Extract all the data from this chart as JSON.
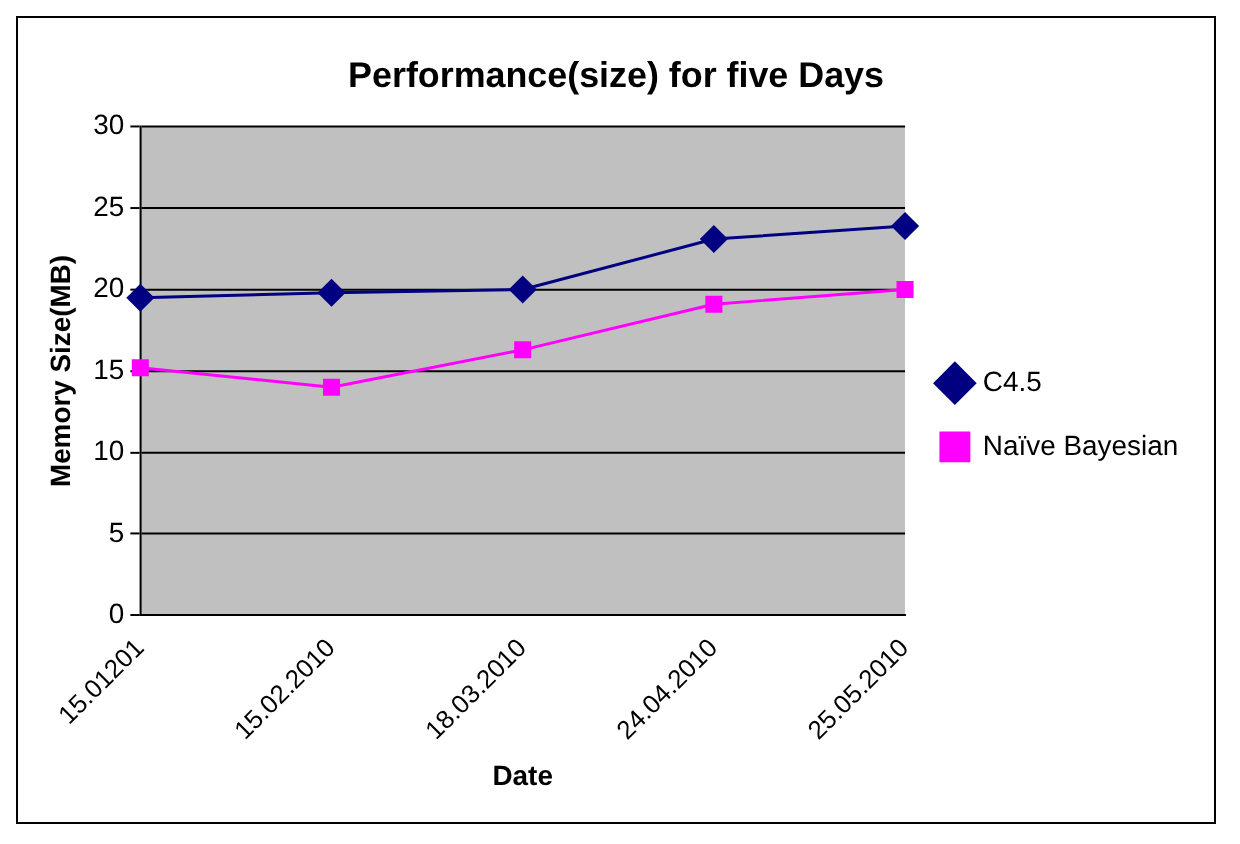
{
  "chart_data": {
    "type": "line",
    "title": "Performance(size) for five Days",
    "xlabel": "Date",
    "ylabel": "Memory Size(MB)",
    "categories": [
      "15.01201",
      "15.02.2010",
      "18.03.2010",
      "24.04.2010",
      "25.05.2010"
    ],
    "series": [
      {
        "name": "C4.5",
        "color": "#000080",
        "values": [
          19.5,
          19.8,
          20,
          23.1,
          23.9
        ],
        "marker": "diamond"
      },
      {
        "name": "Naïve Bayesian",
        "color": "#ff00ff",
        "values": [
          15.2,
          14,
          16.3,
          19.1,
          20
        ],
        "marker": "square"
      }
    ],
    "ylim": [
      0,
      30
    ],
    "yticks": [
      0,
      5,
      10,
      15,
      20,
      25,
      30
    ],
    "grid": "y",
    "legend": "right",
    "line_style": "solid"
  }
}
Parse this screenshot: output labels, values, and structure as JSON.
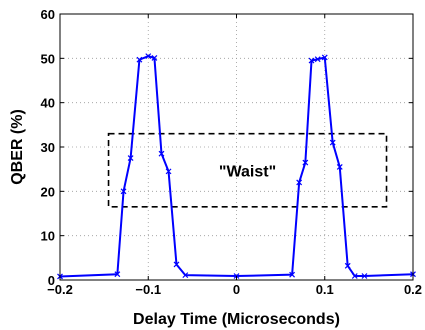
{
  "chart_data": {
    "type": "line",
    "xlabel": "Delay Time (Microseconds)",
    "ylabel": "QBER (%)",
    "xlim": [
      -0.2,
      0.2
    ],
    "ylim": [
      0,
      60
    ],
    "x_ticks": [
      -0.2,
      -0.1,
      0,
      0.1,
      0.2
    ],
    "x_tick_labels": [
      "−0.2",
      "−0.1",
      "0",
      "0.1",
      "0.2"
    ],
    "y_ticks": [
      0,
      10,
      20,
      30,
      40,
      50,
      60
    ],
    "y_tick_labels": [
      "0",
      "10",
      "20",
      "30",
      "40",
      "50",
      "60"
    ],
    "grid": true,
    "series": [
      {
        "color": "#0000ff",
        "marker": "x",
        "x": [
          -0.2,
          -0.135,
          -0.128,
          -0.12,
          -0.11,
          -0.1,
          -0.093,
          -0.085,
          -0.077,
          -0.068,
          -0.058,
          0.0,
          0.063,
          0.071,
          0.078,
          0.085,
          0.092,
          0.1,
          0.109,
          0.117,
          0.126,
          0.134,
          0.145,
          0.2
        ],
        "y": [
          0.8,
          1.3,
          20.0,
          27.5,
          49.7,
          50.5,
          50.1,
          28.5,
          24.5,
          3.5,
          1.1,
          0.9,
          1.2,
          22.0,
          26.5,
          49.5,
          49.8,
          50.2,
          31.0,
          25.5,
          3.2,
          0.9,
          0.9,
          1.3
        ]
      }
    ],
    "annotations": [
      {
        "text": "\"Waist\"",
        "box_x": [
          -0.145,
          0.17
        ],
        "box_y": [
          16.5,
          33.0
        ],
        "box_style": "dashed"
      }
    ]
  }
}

════

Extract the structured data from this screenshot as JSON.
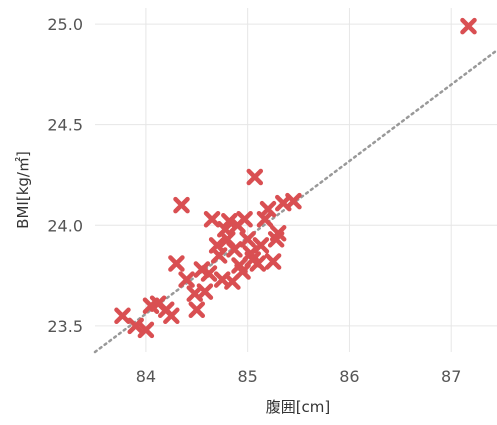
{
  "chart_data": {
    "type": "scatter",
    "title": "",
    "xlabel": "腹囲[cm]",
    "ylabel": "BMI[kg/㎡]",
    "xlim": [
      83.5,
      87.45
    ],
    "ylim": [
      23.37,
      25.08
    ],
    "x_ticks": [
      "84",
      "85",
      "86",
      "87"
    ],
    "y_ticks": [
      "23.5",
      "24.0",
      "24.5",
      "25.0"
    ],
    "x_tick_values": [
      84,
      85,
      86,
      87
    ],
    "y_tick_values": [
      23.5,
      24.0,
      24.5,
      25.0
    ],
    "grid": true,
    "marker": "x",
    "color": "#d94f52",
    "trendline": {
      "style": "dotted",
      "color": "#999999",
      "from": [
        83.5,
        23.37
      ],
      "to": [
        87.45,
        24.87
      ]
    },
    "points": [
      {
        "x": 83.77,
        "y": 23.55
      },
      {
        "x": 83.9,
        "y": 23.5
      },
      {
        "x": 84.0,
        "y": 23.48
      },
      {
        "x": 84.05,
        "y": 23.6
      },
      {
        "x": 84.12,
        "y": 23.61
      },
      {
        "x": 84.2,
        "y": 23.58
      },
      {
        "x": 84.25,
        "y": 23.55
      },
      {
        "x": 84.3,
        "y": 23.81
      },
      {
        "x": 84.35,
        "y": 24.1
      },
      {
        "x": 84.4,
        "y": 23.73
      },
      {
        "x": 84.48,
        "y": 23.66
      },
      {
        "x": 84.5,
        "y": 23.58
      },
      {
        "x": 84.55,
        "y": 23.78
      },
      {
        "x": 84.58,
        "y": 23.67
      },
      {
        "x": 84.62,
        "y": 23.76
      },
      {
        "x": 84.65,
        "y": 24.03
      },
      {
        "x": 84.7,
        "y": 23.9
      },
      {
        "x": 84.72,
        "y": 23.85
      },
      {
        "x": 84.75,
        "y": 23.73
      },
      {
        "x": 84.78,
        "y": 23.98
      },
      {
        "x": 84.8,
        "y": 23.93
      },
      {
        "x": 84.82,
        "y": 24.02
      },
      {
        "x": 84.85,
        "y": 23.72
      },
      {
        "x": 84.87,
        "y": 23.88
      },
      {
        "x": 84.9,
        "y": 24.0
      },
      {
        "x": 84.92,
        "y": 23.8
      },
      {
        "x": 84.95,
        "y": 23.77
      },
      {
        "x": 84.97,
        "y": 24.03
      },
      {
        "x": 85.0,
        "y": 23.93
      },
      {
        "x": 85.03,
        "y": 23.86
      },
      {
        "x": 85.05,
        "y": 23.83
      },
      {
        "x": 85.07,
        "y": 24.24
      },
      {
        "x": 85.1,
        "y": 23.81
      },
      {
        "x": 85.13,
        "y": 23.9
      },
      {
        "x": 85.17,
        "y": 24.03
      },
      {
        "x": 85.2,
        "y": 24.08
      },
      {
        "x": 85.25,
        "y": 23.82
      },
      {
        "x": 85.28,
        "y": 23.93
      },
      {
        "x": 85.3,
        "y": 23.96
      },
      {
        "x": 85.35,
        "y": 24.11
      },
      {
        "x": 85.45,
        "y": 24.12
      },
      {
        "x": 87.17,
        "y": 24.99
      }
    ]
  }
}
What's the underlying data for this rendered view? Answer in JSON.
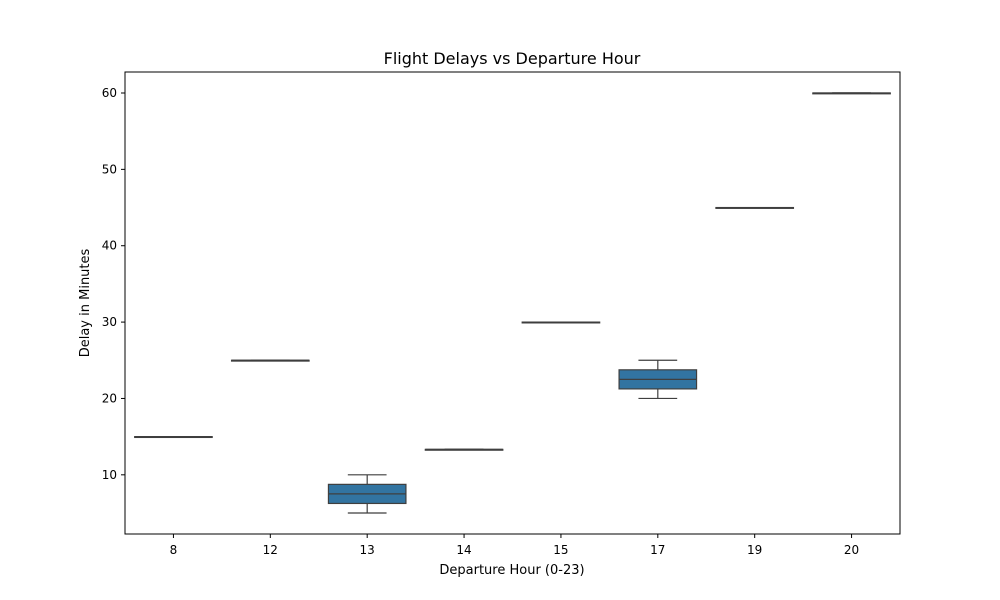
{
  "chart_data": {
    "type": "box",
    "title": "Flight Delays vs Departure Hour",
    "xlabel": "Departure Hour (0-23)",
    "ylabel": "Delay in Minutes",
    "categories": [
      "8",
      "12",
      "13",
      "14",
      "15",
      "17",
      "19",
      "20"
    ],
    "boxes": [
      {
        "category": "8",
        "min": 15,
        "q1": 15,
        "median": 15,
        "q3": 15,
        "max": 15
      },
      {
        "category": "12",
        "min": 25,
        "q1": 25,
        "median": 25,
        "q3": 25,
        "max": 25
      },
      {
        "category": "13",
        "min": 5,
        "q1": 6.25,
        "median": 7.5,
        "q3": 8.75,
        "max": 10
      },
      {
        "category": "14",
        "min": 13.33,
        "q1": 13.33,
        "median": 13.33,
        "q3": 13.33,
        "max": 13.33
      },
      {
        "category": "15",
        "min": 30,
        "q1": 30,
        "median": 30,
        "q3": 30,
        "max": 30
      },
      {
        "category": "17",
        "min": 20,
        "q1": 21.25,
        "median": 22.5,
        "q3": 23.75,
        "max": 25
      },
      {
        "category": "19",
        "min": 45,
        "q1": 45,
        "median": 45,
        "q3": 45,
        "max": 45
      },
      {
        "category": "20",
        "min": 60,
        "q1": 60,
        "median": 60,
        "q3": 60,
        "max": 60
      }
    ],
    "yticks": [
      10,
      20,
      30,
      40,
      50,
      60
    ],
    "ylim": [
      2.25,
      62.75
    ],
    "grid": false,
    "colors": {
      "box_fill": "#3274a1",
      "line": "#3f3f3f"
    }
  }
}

════

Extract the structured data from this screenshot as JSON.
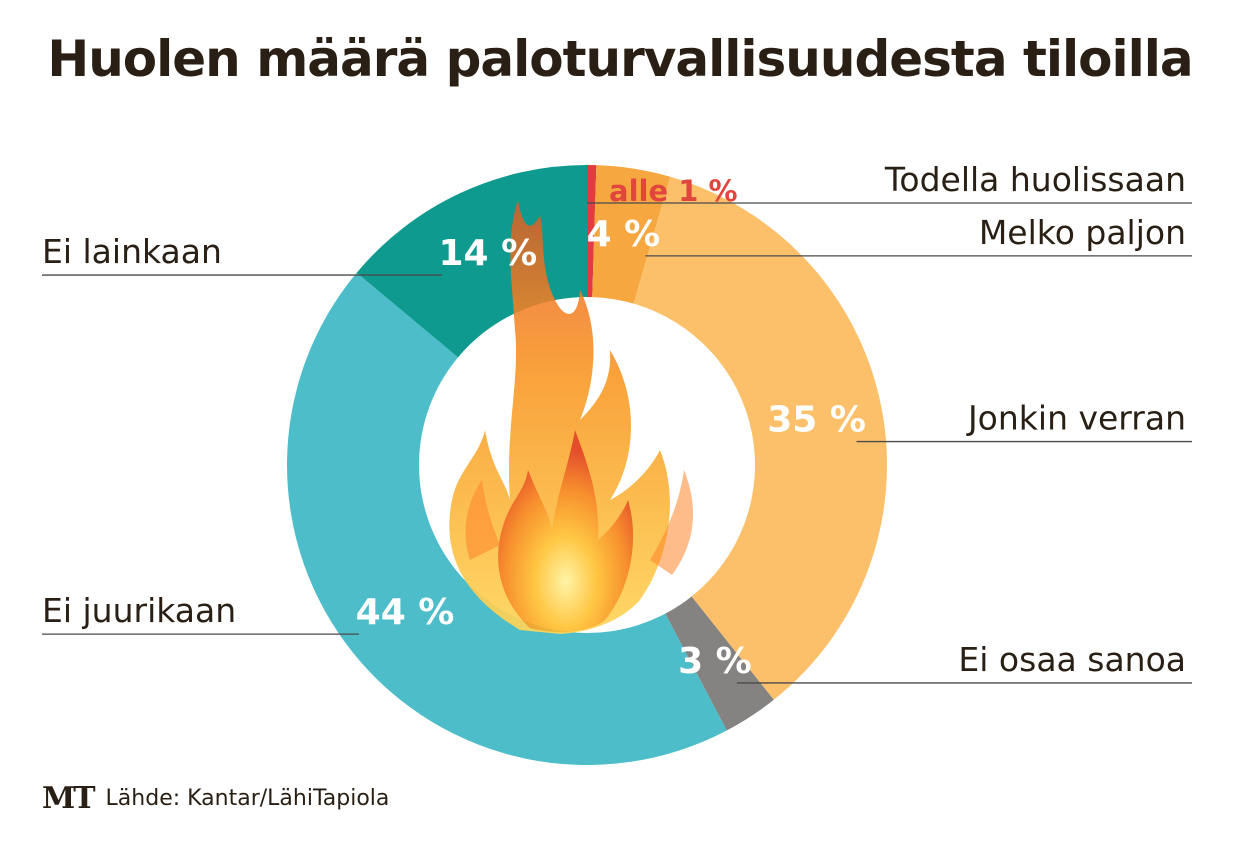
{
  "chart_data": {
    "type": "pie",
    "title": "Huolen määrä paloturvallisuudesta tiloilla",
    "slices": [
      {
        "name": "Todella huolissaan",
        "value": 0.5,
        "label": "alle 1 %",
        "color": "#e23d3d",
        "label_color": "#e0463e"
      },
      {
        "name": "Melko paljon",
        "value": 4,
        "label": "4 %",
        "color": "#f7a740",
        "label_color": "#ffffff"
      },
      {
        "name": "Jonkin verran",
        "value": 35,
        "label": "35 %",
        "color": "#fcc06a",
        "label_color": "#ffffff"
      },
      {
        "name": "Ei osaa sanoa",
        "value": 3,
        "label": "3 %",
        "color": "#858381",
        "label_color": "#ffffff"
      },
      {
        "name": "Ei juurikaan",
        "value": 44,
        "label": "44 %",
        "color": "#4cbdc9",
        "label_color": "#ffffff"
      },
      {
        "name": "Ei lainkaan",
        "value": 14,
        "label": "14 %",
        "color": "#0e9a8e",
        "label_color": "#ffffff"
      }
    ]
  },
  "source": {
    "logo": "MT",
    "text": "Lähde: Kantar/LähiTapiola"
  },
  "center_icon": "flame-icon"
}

════

* WHAT THE TASK REQUIRES *
In the entries above, find every line with the word "grid" and list it.

* ANSWER TO THIS TASK *
    "grid": "y",
    "grid": true,
    "grid": true,
    "grid": false,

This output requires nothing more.